▶ **Some records**:
※
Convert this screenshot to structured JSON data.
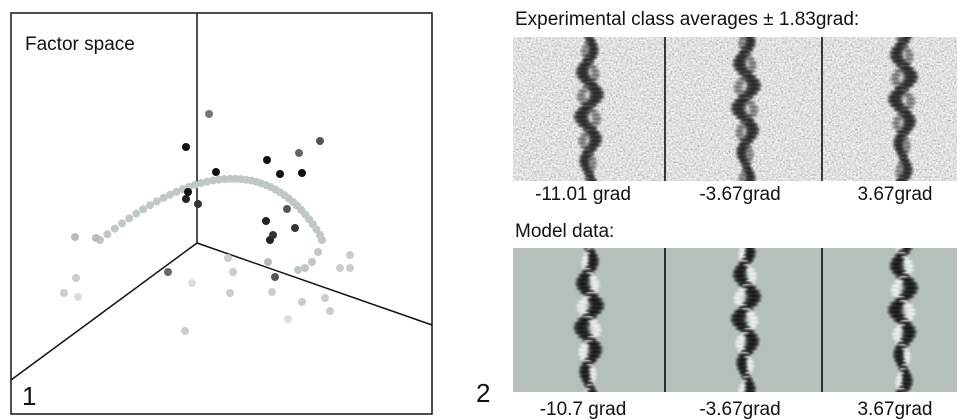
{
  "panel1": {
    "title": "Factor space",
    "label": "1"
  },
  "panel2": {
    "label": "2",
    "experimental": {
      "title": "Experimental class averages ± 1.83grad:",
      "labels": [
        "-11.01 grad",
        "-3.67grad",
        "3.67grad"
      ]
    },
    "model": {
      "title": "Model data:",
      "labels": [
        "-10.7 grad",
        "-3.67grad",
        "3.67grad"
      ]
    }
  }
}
※
Omit any images, then output the listing exactly.

▶ **THE RESULT**:
Convert this screenshot to structured JSON data.
{
  "panel1": {
    "title": "Factor space",
    "label": "1"
  },
  "panel2": {
    "label": "2",
    "experimental": {
      "title": "Experimental class averages ± 1.83grad:",
      "labels": [
        "-11.01 grad",
        "-3.67grad",
        "3.67grad"
      ]
    },
    "model": {
      "title": "Model data:",
      "labels": [
        "-10.7 grad",
        "-3.67grad",
        "3.67grad"
      ]
    }
  }
}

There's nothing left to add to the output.